Copy the lines holding the word "corde", all of them.

#### TASK MATERIAL:
----

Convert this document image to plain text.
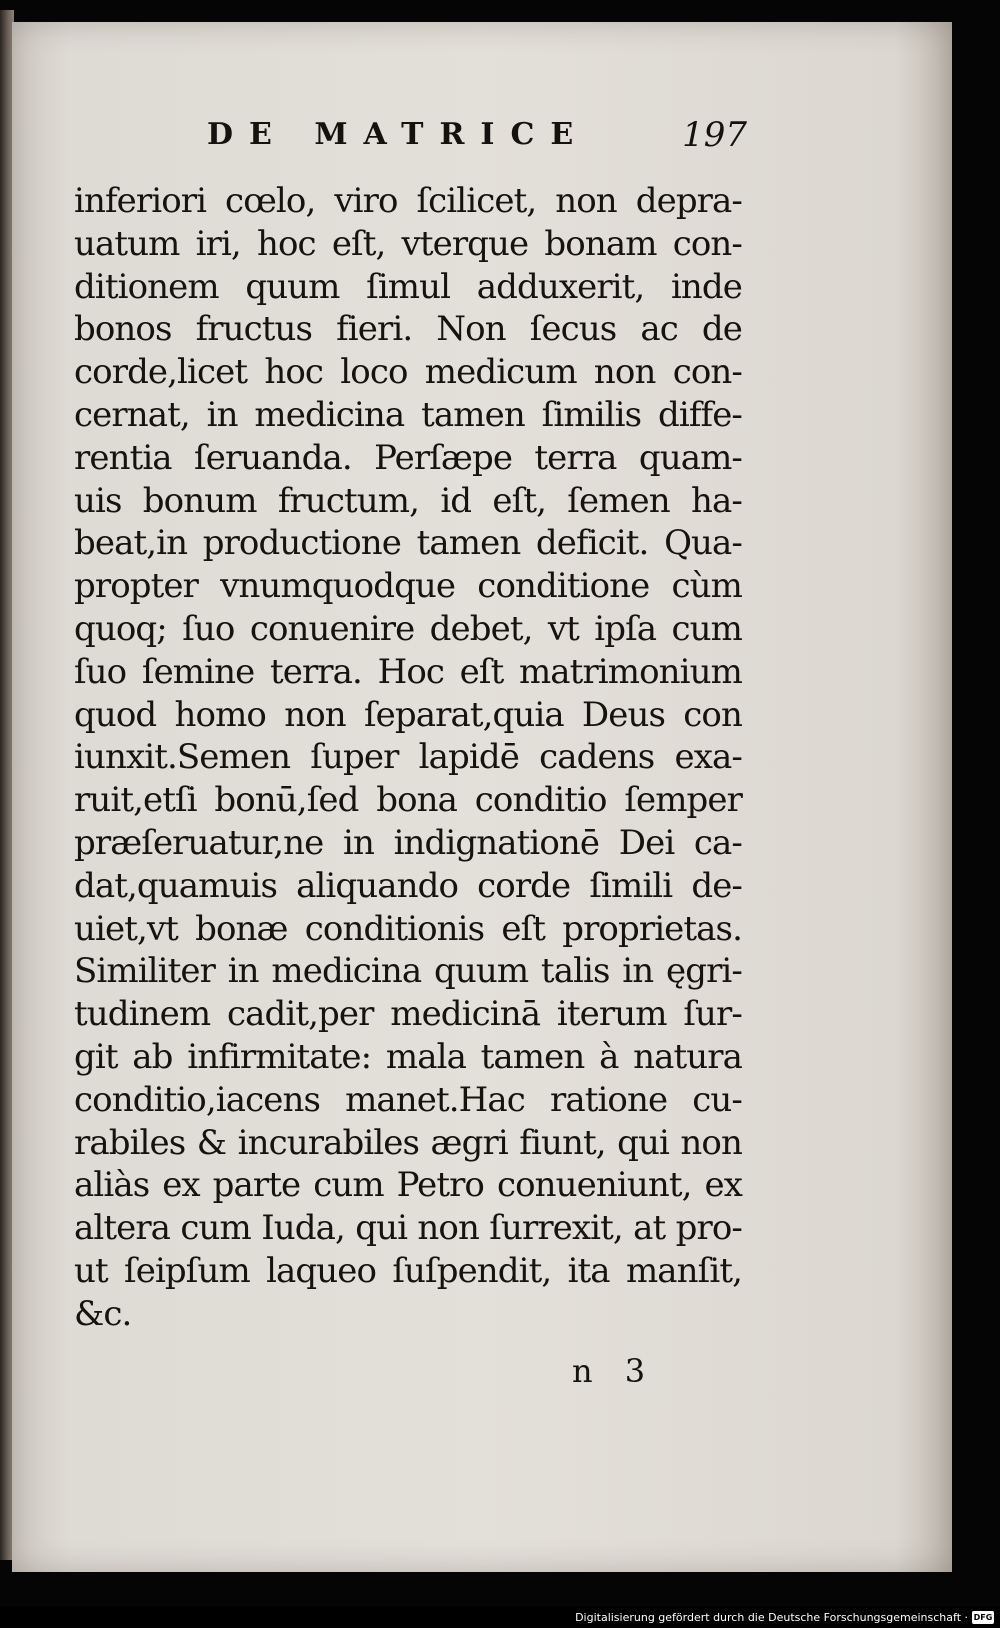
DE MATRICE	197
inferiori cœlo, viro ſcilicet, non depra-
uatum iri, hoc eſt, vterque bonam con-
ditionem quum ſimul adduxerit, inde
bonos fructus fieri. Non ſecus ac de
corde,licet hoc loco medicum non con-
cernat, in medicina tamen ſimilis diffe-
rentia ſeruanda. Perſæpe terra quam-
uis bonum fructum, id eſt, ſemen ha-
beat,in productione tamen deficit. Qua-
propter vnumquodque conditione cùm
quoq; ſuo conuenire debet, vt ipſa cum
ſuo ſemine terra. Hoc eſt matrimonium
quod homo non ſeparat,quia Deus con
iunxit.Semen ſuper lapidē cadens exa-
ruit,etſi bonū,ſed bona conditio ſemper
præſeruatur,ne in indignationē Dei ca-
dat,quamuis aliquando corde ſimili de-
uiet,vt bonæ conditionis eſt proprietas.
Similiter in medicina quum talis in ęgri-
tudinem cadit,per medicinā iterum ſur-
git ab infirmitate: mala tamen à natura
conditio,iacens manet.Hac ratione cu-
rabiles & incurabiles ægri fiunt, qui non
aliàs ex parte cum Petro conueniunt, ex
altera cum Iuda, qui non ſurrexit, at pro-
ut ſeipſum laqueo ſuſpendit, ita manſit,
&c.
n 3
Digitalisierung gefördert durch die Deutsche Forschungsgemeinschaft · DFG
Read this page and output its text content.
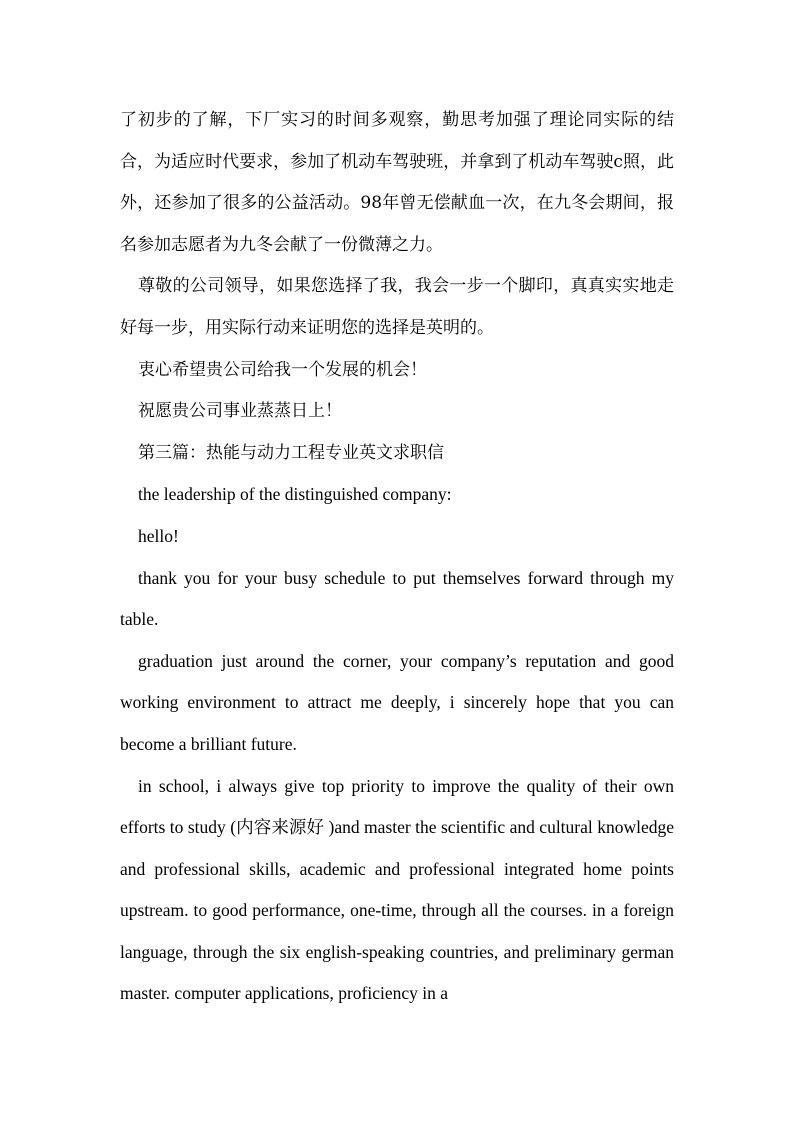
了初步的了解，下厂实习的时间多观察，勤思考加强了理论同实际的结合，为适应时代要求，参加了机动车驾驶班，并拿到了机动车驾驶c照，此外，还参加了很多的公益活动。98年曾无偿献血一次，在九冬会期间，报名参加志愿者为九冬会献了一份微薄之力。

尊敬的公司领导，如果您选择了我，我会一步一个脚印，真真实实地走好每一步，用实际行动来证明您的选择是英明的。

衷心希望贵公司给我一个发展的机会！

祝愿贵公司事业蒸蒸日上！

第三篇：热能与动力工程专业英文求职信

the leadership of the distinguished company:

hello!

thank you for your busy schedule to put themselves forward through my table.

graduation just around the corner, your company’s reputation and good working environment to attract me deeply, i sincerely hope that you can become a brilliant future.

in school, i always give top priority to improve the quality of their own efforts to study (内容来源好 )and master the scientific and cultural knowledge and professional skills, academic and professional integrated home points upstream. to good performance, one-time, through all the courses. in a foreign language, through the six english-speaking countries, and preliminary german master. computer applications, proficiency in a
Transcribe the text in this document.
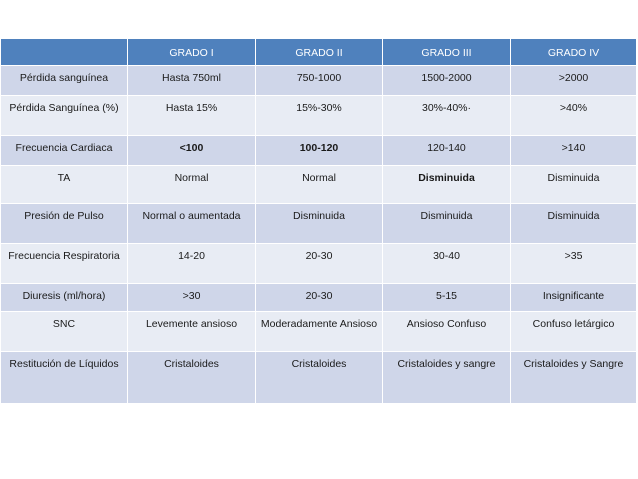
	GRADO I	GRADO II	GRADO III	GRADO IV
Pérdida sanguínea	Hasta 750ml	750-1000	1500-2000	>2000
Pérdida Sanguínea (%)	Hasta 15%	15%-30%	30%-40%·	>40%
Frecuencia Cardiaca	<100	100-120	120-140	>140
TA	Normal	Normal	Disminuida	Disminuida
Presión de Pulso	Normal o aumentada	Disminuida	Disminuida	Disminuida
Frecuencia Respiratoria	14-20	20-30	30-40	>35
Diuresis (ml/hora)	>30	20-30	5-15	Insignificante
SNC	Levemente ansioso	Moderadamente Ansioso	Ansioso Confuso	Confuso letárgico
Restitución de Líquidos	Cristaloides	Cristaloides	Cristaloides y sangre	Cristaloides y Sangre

----

#### OUTPUT FOR THIS EXERCISE:
corde,licet hoc loco medicum non con-
dat,quamuis aliquando corde ſimili de-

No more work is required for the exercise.